• [TASK STATEMENT] Say how many lines contain "Activity"; the answer is the number alone.

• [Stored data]

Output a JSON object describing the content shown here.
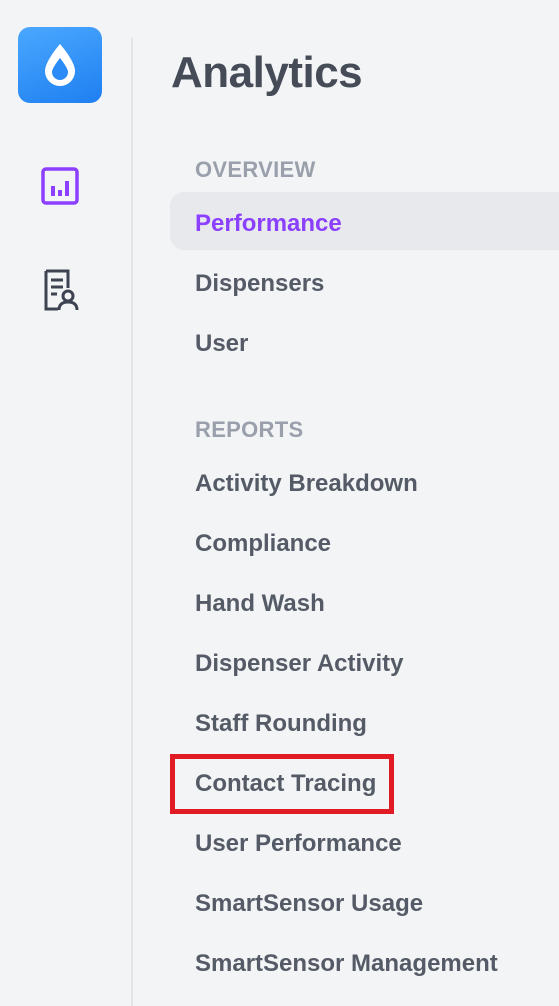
{
  "app": {
    "title": "Analytics"
  },
  "rail": {
    "items": [
      {
        "name": "analytics",
        "icon": "bar-chart-icon",
        "active": true
      },
      {
        "name": "reports",
        "icon": "report-user-icon",
        "active": false
      }
    ],
    "logo_icon": "water-drop-icon"
  },
  "menu": {
    "overview_label": "OVERVIEW",
    "overview_items": [
      {
        "label": "Performance",
        "active": true
      },
      {
        "label": "Dispensers"
      },
      {
        "label": "User"
      }
    ],
    "reports_label": "REPORTS",
    "reports_items": [
      {
        "label": "Activity Breakdown"
      },
      {
        "label": "Compliance"
      },
      {
        "label": "Hand Wash"
      },
      {
        "label": "Dispenser Activity"
      },
      {
        "label": "Staff Rounding"
      },
      {
        "label": "Contact Tracing",
        "highlighted": true
      },
      {
        "label": "User Performance"
      },
      {
        "label": "SmartSensor Usage"
      },
      {
        "label": "SmartSensor Management"
      }
    ]
  },
  "colors": {
    "accent": "#8b3fff",
    "brand_blue": "#2b8cf7",
    "highlight_red": "#e01b24",
    "text": "#555b66",
    "section": "#9aa0ab",
    "background": "#f3f4f6"
  }
}
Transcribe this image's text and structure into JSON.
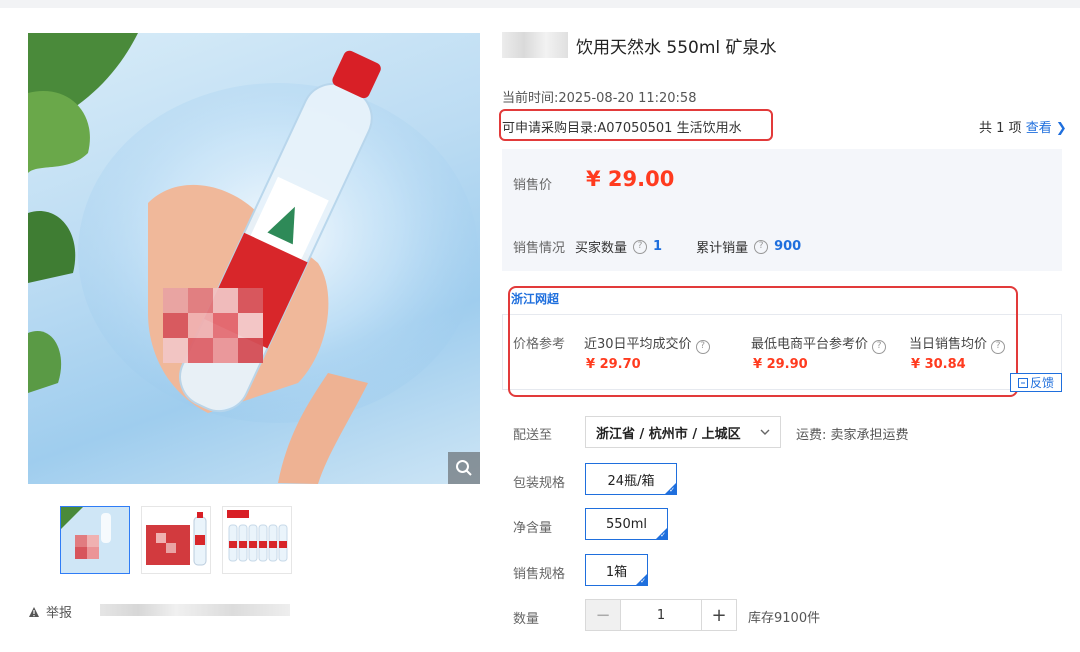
{
  "product": {
    "title": "饮用天然水 550ml 矿泉水",
    "current_time_label": "当前时间:",
    "current_time": "2025-08-20 11:20:58",
    "catalog_label": "可申请采购目录:",
    "catalog_value": "A07050501 生活饮用水",
    "total_prefix": "共 1 项",
    "total_link": "查看",
    "price_label": "销售价",
    "price": "¥ 29.00",
    "sales_label": "销售情况",
    "buyer_count_label": "买家数量",
    "buyer_count": "1",
    "cumulative_label": "累计销量",
    "cumulative": "900"
  },
  "reference": {
    "tab": "浙江网超",
    "label": "价格参考",
    "columns": [
      {
        "title": "近30日平均成交价",
        "value": "¥ 29.70"
      },
      {
        "title": "最低电商平台参考价",
        "value": "¥ 29.90"
      },
      {
        "title": "当日销售均价",
        "value": "¥ 30.84"
      }
    ],
    "feedback": "反馈"
  },
  "delivery": {
    "label": "配送至",
    "region": "浙江省 / 杭州市 / 上城区",
    "freight": "运费: 卖家承担运费"
  },
  "specs": {
    "pack_label": "包装规格",
    "pack_value": "24瓶/箱",
    "net_label": "净含量",
    "net_value": "550ml",
    "sale_label": "销售规格",
    "sale_value": "1箱"
  },
  "quantity": {
    "label": "数量",
    "value": "1",
    "minus": "−",
    "plus": "+",
    "stock": "库存9100件"
  },
  "left": {
    "report": "举报"
  },
  "colors": {
    "accent_blue": "#1f6fdd",
    "price_red": "#ff3b1f",
    "highlight_red": "#e23a3a"
  }
}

• [EXERCISE ANSWER] 2